**What you have to do**:
Locate every line in the material that contains the string "text" and copy each of those lines.

**Working data**:
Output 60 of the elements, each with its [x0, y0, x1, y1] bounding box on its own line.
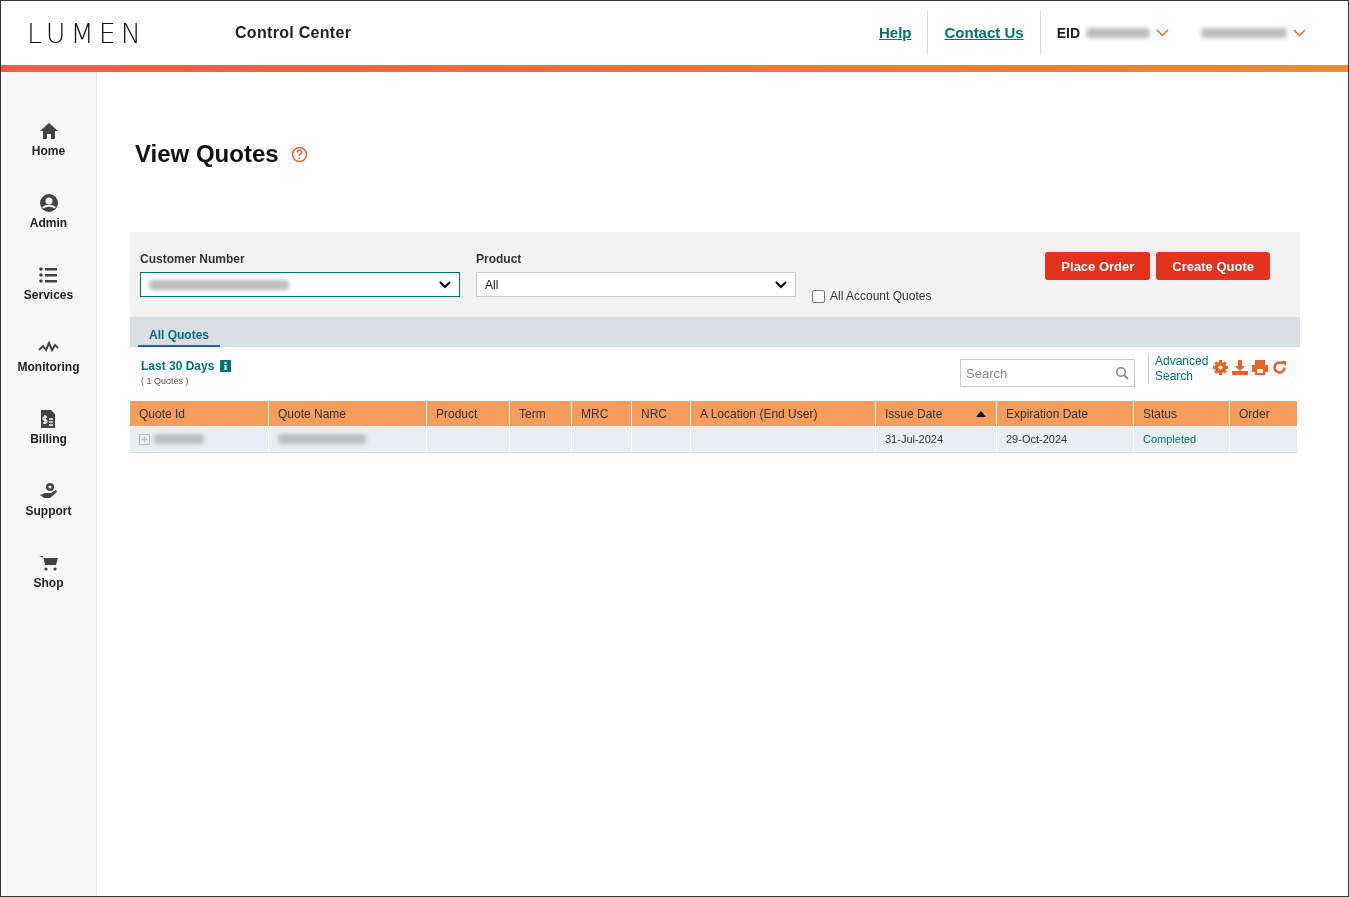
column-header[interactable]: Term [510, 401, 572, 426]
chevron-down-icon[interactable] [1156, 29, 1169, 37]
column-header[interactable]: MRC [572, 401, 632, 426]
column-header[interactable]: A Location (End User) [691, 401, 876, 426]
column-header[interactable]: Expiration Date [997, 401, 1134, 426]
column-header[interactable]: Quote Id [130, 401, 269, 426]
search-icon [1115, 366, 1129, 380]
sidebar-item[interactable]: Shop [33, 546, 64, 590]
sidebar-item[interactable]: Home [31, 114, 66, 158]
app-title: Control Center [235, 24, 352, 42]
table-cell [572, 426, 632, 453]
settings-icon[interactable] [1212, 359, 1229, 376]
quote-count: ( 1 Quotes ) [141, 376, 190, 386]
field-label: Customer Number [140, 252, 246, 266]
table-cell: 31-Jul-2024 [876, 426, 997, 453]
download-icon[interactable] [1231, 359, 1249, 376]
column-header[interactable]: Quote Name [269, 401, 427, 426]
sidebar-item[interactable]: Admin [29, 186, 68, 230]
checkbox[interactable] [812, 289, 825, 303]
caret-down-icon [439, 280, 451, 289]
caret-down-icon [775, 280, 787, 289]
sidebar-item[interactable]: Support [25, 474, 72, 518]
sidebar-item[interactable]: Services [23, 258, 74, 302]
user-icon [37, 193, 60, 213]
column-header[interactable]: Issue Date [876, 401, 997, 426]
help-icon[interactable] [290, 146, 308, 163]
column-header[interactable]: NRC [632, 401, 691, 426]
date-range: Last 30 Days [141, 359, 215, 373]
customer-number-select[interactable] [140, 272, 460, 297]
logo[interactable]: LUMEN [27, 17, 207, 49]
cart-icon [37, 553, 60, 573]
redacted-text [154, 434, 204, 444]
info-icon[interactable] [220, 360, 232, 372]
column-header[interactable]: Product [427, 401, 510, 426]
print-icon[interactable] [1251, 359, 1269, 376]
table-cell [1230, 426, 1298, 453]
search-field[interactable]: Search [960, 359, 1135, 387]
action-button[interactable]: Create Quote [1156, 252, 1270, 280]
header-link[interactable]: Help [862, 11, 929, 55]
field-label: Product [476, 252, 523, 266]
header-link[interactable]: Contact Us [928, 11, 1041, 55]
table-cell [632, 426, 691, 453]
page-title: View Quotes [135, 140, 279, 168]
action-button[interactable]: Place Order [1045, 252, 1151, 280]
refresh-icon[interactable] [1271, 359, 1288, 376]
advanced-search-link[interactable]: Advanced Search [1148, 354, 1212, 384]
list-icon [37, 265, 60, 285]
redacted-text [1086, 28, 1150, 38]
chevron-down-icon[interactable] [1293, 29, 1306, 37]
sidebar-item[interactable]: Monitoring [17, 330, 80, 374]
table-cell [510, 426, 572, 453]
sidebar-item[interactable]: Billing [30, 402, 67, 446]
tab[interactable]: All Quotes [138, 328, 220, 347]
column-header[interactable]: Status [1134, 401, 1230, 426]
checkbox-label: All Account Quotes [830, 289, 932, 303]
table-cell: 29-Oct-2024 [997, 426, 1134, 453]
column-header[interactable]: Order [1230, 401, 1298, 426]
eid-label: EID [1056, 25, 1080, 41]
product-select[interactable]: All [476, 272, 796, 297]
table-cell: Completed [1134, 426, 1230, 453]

* * *

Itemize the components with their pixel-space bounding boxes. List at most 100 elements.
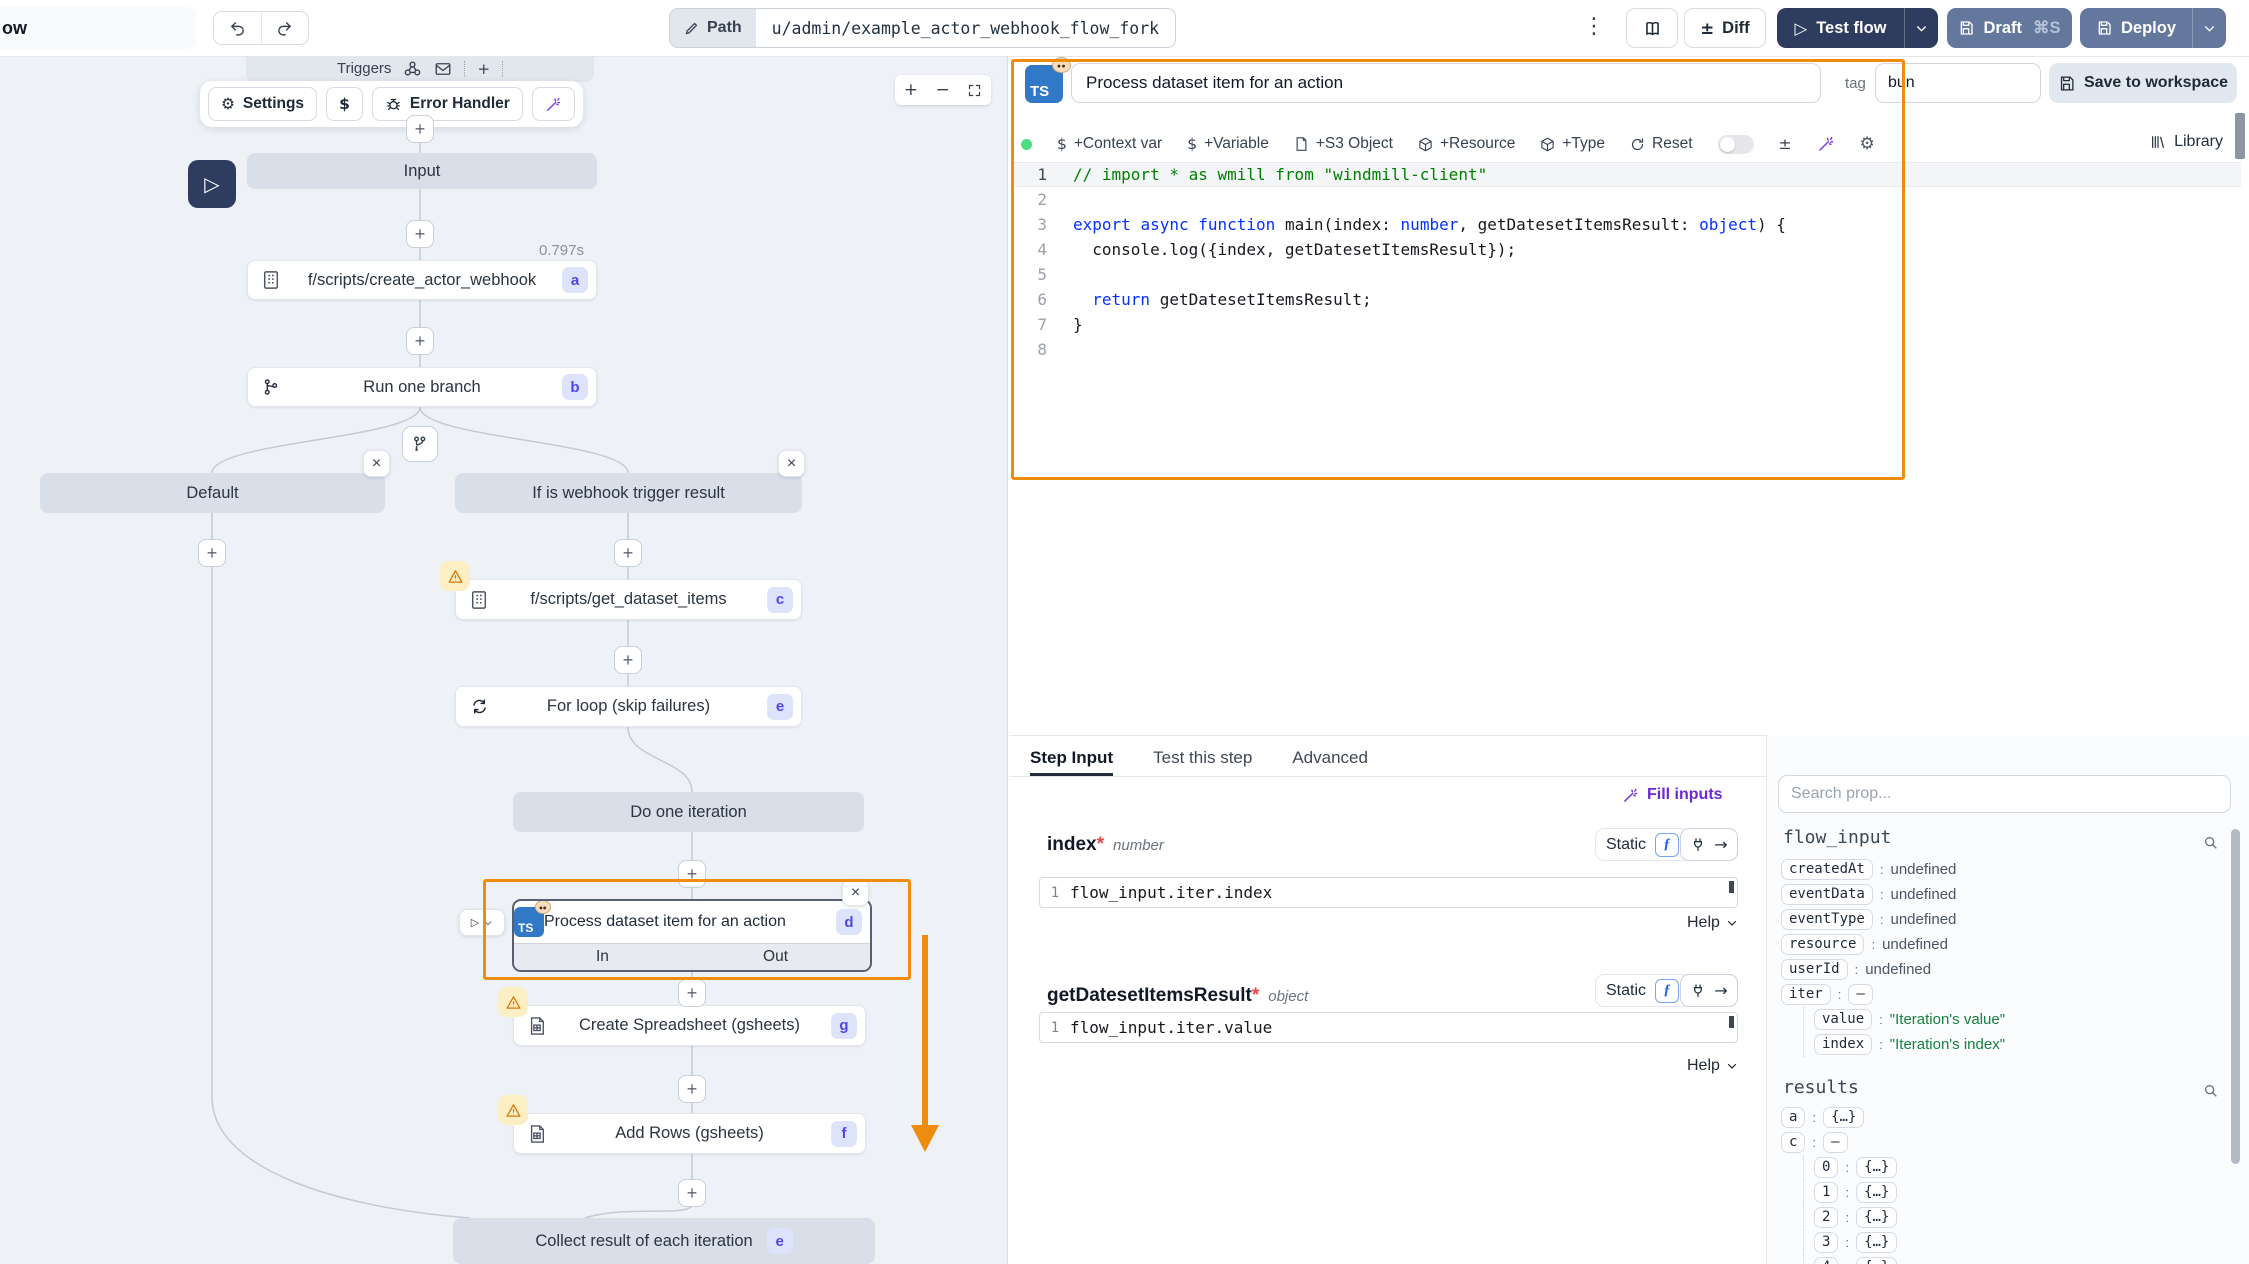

...

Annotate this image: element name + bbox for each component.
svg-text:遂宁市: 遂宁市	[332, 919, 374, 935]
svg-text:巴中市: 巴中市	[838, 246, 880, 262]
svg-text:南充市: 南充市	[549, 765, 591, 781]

**Result of this task**:
redacted-text [154, 434, 204, 444]
redacted-text [1086, 28, 1150, 38]
svg-text:遂宁市: 遂宁市	[332, 919, 374, 935]
svg-text:巴中市: 巴中市	[838, 246, 880, 262]
svg-text:南充市: 南充市	[549, 765, 591, 781]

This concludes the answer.